**GIVEN INSTRUCTION:** Every line below that contains "PIVOTPOINT" is to be copied.

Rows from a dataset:

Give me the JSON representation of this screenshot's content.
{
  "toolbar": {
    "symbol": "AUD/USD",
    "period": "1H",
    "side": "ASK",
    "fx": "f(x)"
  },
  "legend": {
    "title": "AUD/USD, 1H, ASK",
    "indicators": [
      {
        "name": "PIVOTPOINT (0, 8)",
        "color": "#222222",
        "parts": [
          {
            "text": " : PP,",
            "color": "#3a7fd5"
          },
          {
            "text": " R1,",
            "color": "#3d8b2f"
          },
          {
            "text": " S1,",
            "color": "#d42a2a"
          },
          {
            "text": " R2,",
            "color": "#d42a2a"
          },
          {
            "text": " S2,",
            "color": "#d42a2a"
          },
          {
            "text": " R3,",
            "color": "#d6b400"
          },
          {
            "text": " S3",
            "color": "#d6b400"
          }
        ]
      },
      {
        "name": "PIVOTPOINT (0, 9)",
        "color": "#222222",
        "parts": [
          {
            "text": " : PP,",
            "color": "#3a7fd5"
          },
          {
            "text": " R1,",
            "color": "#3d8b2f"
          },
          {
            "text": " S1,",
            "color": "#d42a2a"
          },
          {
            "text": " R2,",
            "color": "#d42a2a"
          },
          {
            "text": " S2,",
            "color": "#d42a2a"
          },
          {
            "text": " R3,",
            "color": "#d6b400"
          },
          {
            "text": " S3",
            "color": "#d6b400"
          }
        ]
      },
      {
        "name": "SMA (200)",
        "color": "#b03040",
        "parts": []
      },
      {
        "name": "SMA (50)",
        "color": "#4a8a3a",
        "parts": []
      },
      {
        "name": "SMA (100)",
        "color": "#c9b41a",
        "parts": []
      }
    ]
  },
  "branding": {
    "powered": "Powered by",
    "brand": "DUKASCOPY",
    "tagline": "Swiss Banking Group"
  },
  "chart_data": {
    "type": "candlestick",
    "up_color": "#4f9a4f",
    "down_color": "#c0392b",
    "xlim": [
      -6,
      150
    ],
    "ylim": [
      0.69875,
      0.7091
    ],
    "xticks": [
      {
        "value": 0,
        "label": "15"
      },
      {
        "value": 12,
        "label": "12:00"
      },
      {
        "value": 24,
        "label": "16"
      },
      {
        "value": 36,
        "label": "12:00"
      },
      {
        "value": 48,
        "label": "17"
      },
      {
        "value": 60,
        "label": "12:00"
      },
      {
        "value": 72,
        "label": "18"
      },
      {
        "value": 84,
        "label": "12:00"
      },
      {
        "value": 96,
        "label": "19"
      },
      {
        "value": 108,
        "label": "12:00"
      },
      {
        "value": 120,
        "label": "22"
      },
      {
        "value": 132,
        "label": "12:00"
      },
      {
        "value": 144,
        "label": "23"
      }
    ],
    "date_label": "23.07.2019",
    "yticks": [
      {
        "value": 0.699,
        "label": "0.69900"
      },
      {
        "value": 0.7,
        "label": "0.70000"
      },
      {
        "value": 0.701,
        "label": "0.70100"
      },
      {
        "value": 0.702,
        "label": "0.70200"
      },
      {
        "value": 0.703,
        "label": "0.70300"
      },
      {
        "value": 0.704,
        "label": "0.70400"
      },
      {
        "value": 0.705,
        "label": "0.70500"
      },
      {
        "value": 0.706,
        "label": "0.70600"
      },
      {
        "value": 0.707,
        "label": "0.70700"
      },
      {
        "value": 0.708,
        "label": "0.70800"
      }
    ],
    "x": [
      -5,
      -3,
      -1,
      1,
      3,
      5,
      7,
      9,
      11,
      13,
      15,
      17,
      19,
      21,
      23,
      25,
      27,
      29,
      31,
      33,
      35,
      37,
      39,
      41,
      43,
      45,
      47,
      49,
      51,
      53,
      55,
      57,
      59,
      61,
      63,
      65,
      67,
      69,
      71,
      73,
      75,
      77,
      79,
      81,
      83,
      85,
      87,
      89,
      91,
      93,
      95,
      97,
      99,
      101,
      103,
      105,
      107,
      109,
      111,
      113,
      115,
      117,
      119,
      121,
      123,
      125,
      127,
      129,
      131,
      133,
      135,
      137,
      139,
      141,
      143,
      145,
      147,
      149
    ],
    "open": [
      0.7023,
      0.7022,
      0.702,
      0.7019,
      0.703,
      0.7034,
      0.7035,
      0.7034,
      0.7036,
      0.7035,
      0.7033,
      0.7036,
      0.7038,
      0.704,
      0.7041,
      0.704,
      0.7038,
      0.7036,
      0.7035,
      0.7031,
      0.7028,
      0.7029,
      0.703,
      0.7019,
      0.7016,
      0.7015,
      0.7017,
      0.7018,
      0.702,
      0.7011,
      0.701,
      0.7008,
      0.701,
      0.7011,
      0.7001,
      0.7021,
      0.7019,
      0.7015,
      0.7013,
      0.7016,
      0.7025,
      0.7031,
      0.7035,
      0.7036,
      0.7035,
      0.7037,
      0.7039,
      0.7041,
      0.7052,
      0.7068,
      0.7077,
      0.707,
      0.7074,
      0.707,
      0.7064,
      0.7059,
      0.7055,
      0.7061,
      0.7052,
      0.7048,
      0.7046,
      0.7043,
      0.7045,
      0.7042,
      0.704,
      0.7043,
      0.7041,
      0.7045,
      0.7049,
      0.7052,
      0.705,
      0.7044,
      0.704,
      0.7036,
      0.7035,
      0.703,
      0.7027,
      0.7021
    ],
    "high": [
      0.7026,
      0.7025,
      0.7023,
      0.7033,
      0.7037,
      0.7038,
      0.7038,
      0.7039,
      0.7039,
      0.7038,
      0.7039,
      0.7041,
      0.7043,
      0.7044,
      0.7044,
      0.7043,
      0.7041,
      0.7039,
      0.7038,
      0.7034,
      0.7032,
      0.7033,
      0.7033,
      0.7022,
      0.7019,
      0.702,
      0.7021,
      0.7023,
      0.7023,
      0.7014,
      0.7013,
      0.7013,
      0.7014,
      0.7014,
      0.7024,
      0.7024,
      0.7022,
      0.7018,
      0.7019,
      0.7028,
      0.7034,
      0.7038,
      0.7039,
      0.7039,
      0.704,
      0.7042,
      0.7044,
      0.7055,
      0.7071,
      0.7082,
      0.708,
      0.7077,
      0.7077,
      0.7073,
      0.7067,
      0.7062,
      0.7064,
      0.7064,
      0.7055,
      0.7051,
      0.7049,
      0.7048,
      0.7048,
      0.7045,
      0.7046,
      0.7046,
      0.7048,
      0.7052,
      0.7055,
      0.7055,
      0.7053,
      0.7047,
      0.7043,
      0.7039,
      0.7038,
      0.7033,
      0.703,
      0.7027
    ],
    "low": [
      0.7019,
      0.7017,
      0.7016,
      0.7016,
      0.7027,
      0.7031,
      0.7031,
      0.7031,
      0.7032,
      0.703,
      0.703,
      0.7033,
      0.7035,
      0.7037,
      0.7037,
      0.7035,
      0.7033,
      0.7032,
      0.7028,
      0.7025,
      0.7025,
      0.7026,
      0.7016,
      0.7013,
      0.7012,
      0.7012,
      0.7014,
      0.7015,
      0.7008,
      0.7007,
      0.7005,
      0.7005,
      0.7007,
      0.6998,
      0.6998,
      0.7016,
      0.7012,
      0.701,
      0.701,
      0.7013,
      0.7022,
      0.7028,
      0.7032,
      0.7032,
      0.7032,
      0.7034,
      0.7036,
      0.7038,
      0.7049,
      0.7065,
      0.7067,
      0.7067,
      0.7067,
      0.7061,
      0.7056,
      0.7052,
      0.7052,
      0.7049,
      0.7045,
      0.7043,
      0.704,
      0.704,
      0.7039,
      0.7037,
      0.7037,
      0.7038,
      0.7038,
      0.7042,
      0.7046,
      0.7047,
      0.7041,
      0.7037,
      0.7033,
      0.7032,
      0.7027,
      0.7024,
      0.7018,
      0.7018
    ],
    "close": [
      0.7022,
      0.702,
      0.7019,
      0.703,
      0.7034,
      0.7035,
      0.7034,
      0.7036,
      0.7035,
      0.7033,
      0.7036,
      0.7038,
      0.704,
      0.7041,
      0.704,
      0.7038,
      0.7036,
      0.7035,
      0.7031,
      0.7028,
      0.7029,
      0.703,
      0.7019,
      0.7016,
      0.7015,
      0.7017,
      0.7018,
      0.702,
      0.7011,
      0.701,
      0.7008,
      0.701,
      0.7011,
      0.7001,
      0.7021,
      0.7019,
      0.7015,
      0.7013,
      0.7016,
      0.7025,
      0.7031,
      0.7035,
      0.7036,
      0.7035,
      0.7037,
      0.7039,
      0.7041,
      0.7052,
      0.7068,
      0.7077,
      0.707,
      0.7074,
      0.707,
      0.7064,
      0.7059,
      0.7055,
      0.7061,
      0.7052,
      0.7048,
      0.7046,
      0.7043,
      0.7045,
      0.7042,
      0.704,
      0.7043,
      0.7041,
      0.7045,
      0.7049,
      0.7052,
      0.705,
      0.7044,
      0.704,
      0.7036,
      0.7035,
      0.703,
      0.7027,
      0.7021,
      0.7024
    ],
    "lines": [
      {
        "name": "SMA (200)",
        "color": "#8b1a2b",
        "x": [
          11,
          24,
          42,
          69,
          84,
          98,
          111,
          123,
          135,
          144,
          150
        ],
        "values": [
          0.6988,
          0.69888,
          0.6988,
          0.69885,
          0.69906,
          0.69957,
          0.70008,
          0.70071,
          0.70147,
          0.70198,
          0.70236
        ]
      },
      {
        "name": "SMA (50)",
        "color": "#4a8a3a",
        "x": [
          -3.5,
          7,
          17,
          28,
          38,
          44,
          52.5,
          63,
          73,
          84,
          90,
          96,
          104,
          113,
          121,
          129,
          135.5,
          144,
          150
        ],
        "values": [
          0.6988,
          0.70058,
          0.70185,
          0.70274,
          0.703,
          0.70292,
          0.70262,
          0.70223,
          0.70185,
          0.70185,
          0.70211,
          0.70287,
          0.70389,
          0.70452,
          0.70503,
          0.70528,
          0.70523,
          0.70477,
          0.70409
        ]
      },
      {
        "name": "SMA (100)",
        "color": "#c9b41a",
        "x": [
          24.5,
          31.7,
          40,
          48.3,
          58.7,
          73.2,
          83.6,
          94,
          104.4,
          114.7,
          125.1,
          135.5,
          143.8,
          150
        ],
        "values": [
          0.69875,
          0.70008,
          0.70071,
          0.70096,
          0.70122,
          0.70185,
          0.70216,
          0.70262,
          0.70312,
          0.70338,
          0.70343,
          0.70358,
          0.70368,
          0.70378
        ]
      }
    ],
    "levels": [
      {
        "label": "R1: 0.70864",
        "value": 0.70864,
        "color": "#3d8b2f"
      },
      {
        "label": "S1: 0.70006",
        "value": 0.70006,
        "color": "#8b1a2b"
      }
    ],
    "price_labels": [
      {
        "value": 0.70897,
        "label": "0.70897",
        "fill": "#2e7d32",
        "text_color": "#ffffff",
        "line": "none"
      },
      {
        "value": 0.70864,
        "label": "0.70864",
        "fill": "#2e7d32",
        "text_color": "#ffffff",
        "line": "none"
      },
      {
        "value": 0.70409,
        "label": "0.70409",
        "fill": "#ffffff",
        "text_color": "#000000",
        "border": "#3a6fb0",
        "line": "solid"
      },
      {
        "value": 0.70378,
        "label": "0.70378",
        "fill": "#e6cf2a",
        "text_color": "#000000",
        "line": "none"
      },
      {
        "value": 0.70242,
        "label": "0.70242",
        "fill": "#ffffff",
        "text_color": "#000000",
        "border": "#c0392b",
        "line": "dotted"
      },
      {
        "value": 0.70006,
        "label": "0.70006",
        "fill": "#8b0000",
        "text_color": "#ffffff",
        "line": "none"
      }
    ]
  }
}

**CORRECT OUTPUT:**
        "name": "PIVOTPOINT (0, 8)",
        "name": "PIVOTPOINT (0, 9)",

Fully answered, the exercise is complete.